*SELECTED EXCERPT*:
--
The Year of Billy Miller
- Author: Kevin Henkes
- Illustrator: Kevin Henkes
- Language: English
- Genre: Novel
- Publisher: Greenwillow Books
- Publication date: 2013
- Publication place: United States
- Media type: Print
- Pages: 240
- ISBN: 0062268120

= The Year of Billy Miller =

Book by Kevin Henkes

The Year of Billy Miller, a 2014 children's book written by Kevin Henkes, was a Newbery Honor book in 2014.

==Plot==
Right before the end of summer vacation, 7-year-old Billy Miller hits his head, causing him to start second grade with a lump on his head. Billy is not worried until he overhears worrying that he may become forgetful later in life because of his fall. Billy begins to worry that his mom's concerns will become reality and that he is not smart enough for second grade. He thinks he needs to do more than is expected to succeed. As the school year goes by, Billy learns to navigate second grade to the best of his ability. He also starts to appreciate his hard working mother and father and his sister, whom he learns to treat with more respect.

==Characters==
- Billy Miller A typical 7-year-old boy with unrealistic worries.
- Mama Working mother, High school teacher who would do anything for her son Billy.
--
*INFORMATION PROVIDED*:

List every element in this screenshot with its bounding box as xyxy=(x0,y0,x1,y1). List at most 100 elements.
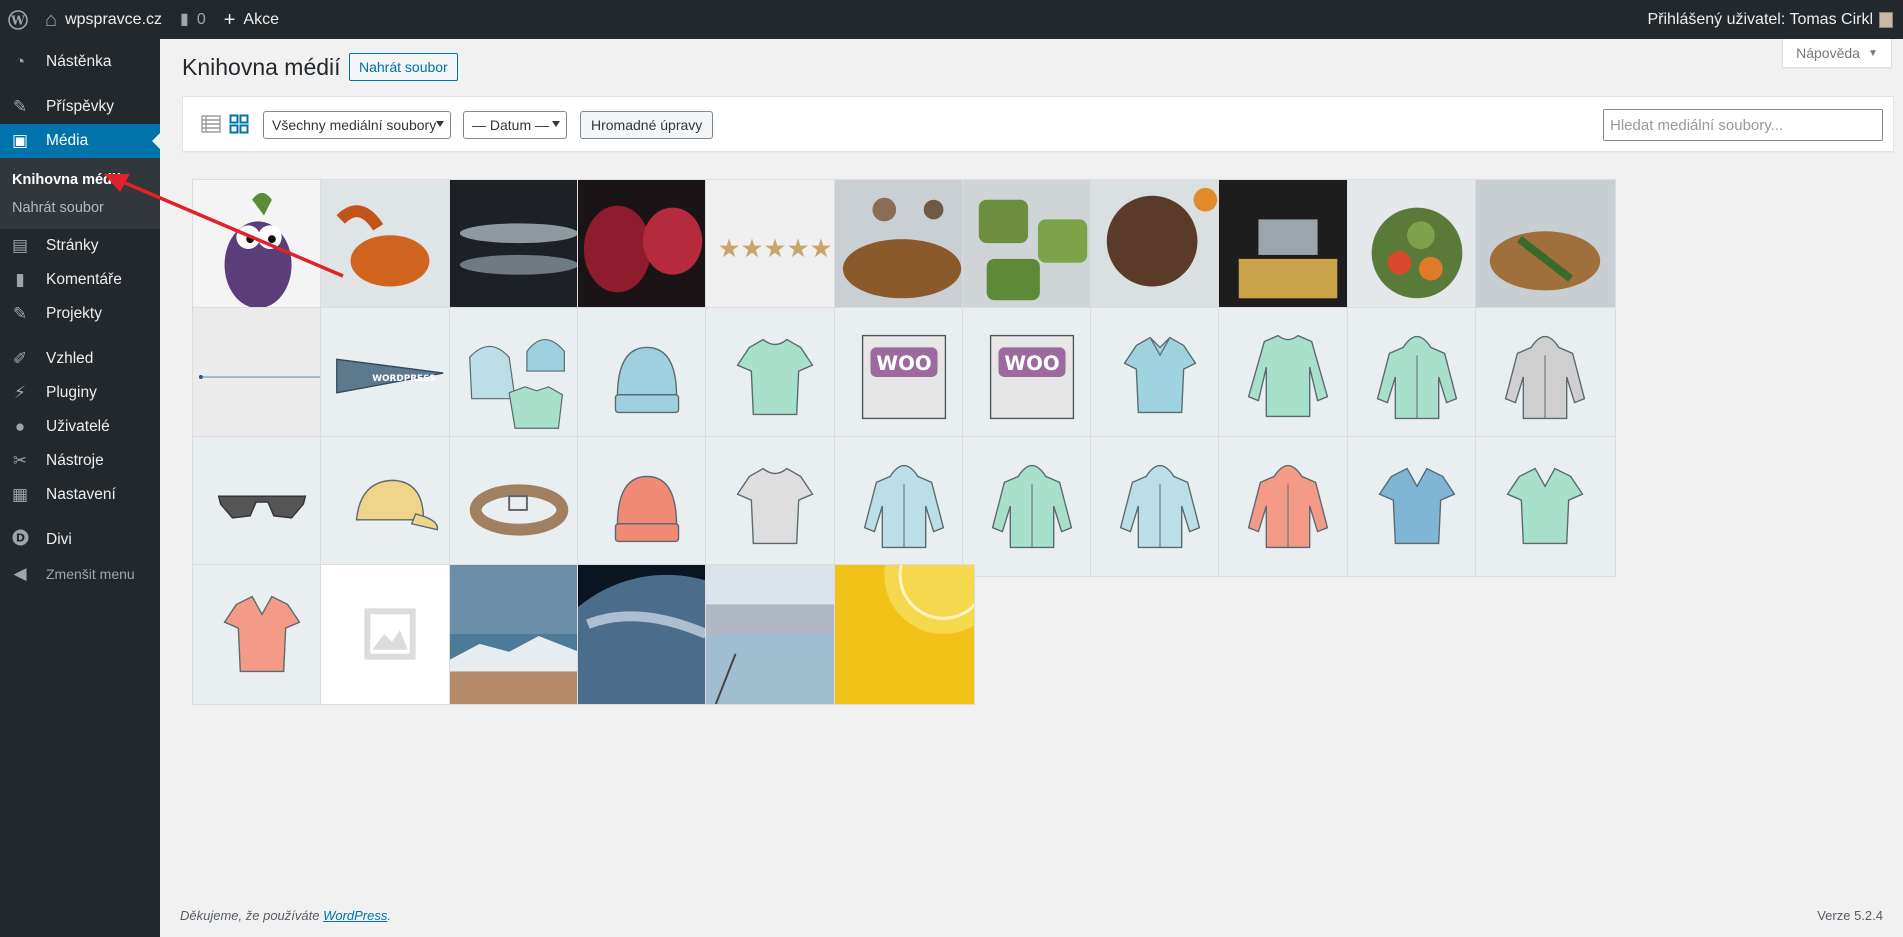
--
*GOAL OF THE EXERCISE*:
Summarize the page about The Year of Billy Miller in three sentences. None of the lines is needed for what comes next.

*COMPLETED EXERCISE*:
The Year of Billy Miller is a children's book by Kevin Henkes that was a Newbery Honor book in 2014. In it, 7-year-old Billy Miller hits his head right before summer vacation ends and starts second grade worried that he is not smart enough for it. As the school year goes by, he learns to navigate second grade as best he can, comes to appreciate his hard-working mother and father, and learns to treat his sister with more respect.